Problem description.
Return each line holding the string "subtitle".

Information shown.
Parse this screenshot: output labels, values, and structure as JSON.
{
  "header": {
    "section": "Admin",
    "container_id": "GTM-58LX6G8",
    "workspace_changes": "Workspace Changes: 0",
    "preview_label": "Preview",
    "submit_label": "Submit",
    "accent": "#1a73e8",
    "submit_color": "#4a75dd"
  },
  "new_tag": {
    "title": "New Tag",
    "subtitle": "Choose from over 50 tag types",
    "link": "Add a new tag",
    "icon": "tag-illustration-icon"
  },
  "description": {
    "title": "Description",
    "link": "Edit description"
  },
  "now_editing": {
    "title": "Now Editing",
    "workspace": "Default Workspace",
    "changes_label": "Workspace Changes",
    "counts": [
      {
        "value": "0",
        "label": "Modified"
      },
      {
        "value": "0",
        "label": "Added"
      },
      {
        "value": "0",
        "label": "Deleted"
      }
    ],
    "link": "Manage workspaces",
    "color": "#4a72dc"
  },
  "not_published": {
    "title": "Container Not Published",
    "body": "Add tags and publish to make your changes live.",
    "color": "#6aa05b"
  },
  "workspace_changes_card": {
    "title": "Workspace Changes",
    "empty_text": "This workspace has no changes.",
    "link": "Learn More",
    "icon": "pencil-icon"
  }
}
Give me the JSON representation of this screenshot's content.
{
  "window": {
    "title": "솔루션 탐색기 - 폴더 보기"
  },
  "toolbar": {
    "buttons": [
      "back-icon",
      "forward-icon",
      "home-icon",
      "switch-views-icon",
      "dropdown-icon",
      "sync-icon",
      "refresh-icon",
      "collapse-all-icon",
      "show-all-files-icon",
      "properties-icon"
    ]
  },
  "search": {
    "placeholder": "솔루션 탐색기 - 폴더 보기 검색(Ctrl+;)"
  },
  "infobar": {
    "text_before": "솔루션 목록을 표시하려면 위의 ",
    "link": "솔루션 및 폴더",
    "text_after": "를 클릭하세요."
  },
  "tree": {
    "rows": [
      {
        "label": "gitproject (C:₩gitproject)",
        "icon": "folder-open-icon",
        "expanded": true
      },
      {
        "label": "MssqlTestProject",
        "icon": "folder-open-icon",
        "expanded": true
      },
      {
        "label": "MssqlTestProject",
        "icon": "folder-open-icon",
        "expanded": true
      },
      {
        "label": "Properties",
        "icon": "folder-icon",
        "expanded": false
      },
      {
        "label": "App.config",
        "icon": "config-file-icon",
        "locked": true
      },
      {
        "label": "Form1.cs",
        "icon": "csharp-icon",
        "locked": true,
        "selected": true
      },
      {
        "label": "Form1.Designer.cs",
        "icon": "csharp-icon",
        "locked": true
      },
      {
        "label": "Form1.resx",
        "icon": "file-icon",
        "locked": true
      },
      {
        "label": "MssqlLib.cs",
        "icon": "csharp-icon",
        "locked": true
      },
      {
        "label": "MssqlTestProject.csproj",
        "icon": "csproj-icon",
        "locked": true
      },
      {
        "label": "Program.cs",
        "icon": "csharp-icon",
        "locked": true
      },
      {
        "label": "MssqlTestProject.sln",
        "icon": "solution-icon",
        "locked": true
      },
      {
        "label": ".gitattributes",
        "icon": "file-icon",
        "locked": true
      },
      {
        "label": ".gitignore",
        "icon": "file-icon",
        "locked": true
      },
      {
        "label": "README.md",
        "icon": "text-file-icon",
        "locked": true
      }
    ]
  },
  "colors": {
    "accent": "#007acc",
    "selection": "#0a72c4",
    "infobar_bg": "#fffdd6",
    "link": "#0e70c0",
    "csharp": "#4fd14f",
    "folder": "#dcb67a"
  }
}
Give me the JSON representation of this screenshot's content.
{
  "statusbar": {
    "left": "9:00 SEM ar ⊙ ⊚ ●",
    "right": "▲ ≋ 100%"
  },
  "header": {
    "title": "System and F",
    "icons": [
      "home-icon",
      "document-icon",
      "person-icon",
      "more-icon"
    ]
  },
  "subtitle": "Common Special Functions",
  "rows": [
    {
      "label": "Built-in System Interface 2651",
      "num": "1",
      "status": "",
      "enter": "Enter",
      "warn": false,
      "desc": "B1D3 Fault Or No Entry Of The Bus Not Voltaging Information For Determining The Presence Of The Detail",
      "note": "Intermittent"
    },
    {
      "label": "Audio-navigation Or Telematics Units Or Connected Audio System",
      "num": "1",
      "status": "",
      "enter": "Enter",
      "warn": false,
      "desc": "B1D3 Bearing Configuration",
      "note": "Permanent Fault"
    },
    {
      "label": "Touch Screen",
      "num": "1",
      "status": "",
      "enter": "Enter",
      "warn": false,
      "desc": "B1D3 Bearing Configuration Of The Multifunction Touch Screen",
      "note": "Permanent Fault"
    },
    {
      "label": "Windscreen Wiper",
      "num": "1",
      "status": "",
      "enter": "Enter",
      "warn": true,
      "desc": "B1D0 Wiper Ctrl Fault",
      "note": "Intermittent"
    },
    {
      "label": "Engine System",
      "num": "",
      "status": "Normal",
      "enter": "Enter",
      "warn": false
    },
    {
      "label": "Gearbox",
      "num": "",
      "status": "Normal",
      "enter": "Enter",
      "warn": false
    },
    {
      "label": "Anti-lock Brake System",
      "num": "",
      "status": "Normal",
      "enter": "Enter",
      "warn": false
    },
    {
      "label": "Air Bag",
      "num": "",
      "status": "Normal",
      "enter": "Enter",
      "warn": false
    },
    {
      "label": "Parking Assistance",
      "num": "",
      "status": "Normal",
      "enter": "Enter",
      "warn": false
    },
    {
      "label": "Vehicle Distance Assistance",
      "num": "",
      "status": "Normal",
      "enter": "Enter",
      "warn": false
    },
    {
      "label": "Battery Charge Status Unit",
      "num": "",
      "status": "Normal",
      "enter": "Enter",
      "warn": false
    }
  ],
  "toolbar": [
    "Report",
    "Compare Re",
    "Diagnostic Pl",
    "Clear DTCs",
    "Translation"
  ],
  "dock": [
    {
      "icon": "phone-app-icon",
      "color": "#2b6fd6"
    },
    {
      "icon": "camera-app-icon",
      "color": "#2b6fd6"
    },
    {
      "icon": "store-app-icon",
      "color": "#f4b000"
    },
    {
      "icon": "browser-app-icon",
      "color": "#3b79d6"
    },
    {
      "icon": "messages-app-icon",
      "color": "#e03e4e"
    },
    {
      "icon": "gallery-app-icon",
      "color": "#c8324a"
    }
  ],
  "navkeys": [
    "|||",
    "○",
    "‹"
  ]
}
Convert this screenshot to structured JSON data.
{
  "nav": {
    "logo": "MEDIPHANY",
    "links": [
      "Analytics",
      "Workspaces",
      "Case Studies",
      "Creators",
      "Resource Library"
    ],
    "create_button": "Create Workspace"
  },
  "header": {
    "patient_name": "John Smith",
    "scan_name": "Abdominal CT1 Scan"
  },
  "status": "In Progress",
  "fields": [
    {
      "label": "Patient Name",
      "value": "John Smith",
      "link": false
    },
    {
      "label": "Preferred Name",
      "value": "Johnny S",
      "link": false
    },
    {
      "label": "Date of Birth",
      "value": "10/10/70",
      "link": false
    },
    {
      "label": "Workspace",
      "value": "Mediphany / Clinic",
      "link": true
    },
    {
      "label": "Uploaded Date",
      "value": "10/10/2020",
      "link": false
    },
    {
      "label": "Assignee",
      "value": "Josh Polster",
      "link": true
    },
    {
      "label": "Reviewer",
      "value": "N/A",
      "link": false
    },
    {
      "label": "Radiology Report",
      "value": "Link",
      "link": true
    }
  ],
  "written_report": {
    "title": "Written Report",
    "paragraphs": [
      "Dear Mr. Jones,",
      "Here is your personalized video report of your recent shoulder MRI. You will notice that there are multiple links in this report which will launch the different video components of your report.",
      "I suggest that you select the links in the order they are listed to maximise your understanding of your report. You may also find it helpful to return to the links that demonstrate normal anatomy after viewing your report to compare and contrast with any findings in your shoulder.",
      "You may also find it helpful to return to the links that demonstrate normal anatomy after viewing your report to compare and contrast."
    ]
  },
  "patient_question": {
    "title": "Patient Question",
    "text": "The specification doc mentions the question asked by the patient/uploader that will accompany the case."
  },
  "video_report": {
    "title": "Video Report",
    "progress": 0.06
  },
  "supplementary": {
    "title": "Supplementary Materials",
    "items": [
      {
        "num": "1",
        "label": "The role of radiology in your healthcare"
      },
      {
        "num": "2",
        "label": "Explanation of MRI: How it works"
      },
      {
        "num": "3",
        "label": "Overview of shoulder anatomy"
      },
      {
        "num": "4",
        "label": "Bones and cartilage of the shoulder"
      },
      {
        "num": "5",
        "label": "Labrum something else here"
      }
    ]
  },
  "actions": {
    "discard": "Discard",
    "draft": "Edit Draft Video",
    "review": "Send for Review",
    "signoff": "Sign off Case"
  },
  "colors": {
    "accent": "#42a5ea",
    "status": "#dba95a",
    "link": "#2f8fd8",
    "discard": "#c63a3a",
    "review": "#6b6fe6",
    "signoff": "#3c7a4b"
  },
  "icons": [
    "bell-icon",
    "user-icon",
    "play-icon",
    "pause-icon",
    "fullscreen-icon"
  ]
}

Reply to the task.
    "subtitle": "Choose from over 50 tag types",
  "subtitle": "Common Special Functions",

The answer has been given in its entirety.